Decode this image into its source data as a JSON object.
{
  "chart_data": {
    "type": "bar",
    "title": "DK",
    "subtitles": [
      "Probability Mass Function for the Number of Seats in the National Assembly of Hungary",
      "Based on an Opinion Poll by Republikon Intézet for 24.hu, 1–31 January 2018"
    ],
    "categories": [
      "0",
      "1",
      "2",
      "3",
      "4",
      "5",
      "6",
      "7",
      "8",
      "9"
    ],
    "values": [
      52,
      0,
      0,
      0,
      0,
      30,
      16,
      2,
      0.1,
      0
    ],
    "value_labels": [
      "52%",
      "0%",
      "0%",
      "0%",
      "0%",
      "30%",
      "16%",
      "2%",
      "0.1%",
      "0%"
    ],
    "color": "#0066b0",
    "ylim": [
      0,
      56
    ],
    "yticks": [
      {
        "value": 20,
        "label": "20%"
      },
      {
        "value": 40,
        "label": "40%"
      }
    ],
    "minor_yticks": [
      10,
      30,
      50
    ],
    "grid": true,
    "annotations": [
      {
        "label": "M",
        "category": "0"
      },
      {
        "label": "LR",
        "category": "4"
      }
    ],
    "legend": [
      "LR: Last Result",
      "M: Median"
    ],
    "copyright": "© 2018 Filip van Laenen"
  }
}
==============================
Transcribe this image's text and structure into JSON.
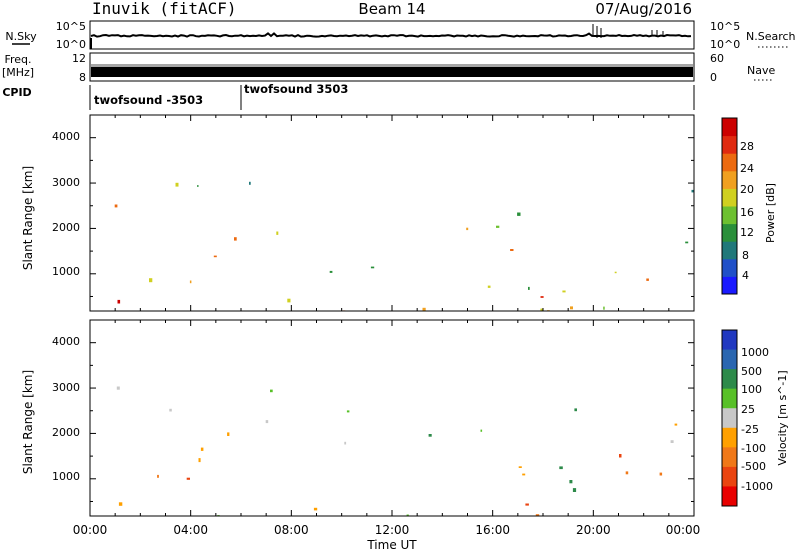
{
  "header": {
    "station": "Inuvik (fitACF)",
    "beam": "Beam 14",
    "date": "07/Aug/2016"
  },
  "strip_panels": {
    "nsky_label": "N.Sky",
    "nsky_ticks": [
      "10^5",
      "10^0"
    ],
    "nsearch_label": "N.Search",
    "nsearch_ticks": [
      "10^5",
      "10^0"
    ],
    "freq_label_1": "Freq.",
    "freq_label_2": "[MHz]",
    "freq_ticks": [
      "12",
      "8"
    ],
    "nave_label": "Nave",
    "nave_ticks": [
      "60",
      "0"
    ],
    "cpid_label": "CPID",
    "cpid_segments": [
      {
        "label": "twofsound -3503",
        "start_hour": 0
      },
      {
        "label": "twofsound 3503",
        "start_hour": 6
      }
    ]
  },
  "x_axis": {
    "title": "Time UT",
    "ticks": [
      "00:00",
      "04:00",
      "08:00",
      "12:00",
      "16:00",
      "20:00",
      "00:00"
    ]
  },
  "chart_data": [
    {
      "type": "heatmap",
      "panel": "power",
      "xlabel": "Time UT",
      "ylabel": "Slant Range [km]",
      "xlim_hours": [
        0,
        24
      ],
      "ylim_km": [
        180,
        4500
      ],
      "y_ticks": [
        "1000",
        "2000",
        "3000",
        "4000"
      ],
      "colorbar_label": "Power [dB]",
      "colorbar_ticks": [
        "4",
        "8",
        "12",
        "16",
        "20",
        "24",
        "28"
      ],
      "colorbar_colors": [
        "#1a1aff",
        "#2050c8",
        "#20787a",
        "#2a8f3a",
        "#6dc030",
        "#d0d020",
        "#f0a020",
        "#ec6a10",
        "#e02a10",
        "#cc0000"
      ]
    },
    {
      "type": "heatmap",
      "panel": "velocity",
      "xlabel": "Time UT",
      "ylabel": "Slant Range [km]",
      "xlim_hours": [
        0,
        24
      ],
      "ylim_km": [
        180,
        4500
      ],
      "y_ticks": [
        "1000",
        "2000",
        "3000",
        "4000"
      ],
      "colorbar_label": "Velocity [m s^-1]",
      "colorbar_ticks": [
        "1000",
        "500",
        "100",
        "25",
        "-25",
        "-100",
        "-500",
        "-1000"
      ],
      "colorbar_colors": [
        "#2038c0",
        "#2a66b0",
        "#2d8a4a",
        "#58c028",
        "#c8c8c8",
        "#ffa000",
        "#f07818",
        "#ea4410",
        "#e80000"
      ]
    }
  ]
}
==============================
Task brief:
Scan the material above for the string "JSON" and return the lines that hold it.

Response:
Decode this image into its source data as a JSON object.
Transcribe this image's text and structure into JSON.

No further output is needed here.